** START Given records **

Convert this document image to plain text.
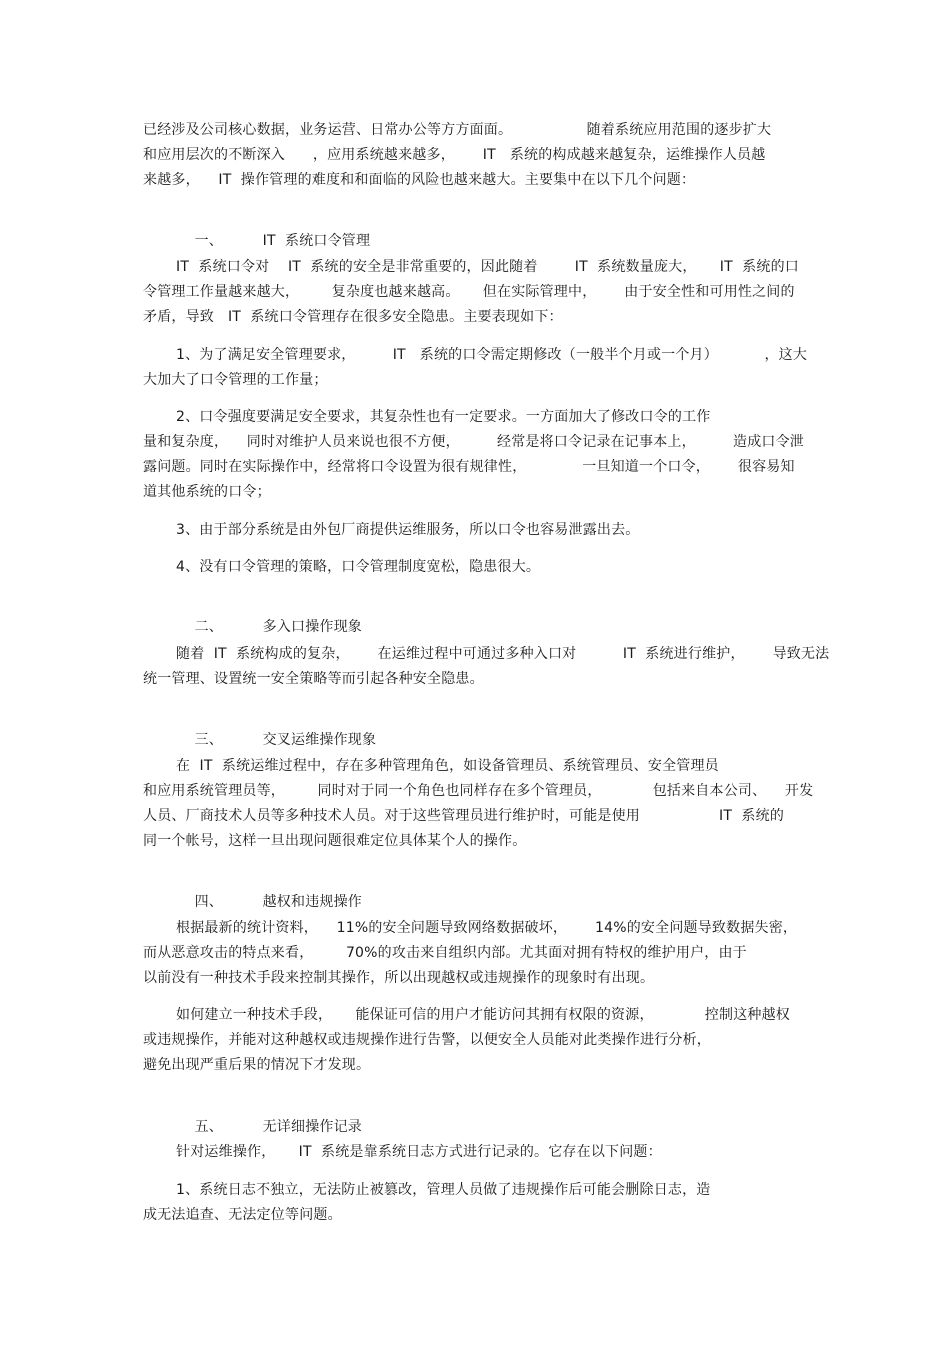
已经涉及公司核心数据，业务运营、日常办公等方方面面。                随着系统应用范围的逐步扩大
和应用层次的不断深入      ，应用系统越来越多，      IT   系统的构成越来越复杂，运维操作人员越
来越多，    IT  操作管理的难度和和面临的风险也越来越大。主要集中在以下几个问题：

一、	IT  系统口令管理

IT  系统口令对    IT  系统的安全是非常重要的，因此随着        IT  系统数量庞大，     IT  系统的口
令管理工作量越来越大，       复杂度也越来越高。     但在实际管理中，      由于安全性和可用性之间的
矛盾，导致   IT  系统口令管理存在很多安全隐患。主要表现如下：
1、为了满足安全管理要求，        IT   系统的口令需定期修改（一般半个月或一个月）          ，这大
大加大了口令管理的工作量；
2、口令强度要满足安全要求，其复杂性也有一定要求。一方面加大了修改口令的工作
量和复杂度，    同时对维护人员来说也很不方便，        经常是将口令记录在记事本上，        造成口令泄
露问题。同时在实际操作中，经常将口令设置为很有规律性，            一旦知道一个口令，      很容易知
道其他系统的口令；
3、由于部分系统是由外包厂商提供运维服务，所以口令也容易泄露出去。
4、没有口令管理的策略，口令管理制度宽松，隐患很大。

二、	多入口操作现象

随着  IT  系统构成的复杂，      在运维过程中可通过多种入口对          IT  系统进行维护，      导致无法
统一管理、设置统一安全策略等而引起各种安全隐患。

三、	交叉运维操作现象

在  IT  系统运维过程中，存在多种管理角色，如设备管理员、系统管理员、安全管理员
和应用系统管理员等，       同时对于同一个角色也同样存在多个管理员，           包括来自本公司、    开发
人员、厂商技术人员等多种技术人员。对于这些管理员进行维护时，可能是使用                 IT  系统的
同一个帐号，这样一旦出现问题很难定位具体某个人的操作。

四、	越权和违规操作

根据最新的统计资料，    11%的安全问题导致网络数据破坏，      14%的安全问题导致数据失密，
而从恶意攻击的特点来看，       70%的攻击来自组织内部。尤其面对拥有特权的维护用户，由于
以前没有一种技术手段来控制其操作，所以出现越权或违规操作的现象时有出现。
如何建立一种技术手段，     能保证可信的用户才能访问其拥有权限的资源，           控制这种越权
或违规操作，并能对这种越权或违规操作进行告警，以便安全人员能对此类操作进行分析，
避免出现严重后果的情况下才发现。

五、	无详细操作记录

针对运维操作，     IT  系统是靠系统日志方式进行记录的。它存在以下问题：
1、系统日志不独立，无法防止被篡改，管理人员做了违规操作后可能会删除日志，造
成无法追查、无法定位等问题。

** END Given records **

Challenge
In your copy, repeat each record exactly and include no pictures.

Written response
Convert this document image to plain text.
已经涉及公司核心数据，业务运营、日常办公等方方面面。                随着系统应用范围的逐步扩大
和应用层次的不断深入      ，应用系统越来越多，      IT   系统的构成越来越复杂，运维操作人员越
来越多，    IT  操作管理的难度和和面临的风险也越来越大。主要集中在以下几个问题：

一、	IT  系统口令管理

IT  系统口令对    IT  系统的安全是非常重要的，因此随着        IT  系统数量庞大，     IT  系统的口
令管理工作量越来越大，       复杂度也越来越高。     但在实际管理中，      由于安全性和可用性之间的
矛盾，导致   IT  系统口令管理存在很多安全隐患。主要表现如下：
1、为了满足安全管理要求，        IT   系统的口令需定期修改（一般半个月或一个月）          ，这大
大加大了口令管理的工作量；
2、口令强度要满足安全要求，其复杂性也有一定要求。一方面加大了修改口令的工作
量和复杂度，    同时对维护人员来说也很不方便，        经常是将口令记录在记事本上，        造成口令泄
露问题。同时在实际操作中，经常将口令设置为很有规律性，            一旦知道一个口令，      很容易知
道其他系统的口令；
3、由于部分系统是由外包厂商提供运维服务，所以口令也容易泄露出去。
4、没有口令管理的策略，口令管理制度宽松，隐患很大。

二、	多入口操作现象

随着  IT  系统构成的复杂，      在运维过程中可通过多种入口对          IT  系统进行维护，      导致无法
统一管理、设置统一安全策略等而引起各种安全隐患。

三、	交叉运维操作现象

在  IT  系统运维过程中，存在多种管理角色，如设备管理员、系统管理员、安全管理员
和应用系统管理员等，       同时对于同一个角色也同样存在多个管理员，           包括来自本公司、    开发
人员、厂商技术人员等多种技术人员。对于这些管理员进行维护时，可能是使用                 IT  系统的
同一个帐号，这样一旦出现问题很难定位具体某个人的操作。

四、	越权和违规操作

根据最新的统计资料，    11%的安全问题导致网络数据破坏，      14%的安全问题导致数据失密，
而从恶意攻击的特点来看，       70%的攻击来自组织内部。尤其面对拥有特权的维护用户，由于
以前没有一种技术手段来控制其操作，所以出现越权或违规操作的现象时有出现。
如何建立一种技术手段，     能保证可信的用户才能访问其拥有权限的资源，           控制这种越权
或违规操作，并能对这种越权或违规操作进行告警，以便安全人员能对此类操作进行分析，
避免出现严重后果的情况下才发现。

五、	无详细操作记录

针对运维操作，     IT  系统是靠系统日志方式进行记录的。它存在以下问题：
1、系统日志不独立，无法防止被篡改，管理人员做了违规操作后可能会删除日志，造
成无法追查、无法定位等问题。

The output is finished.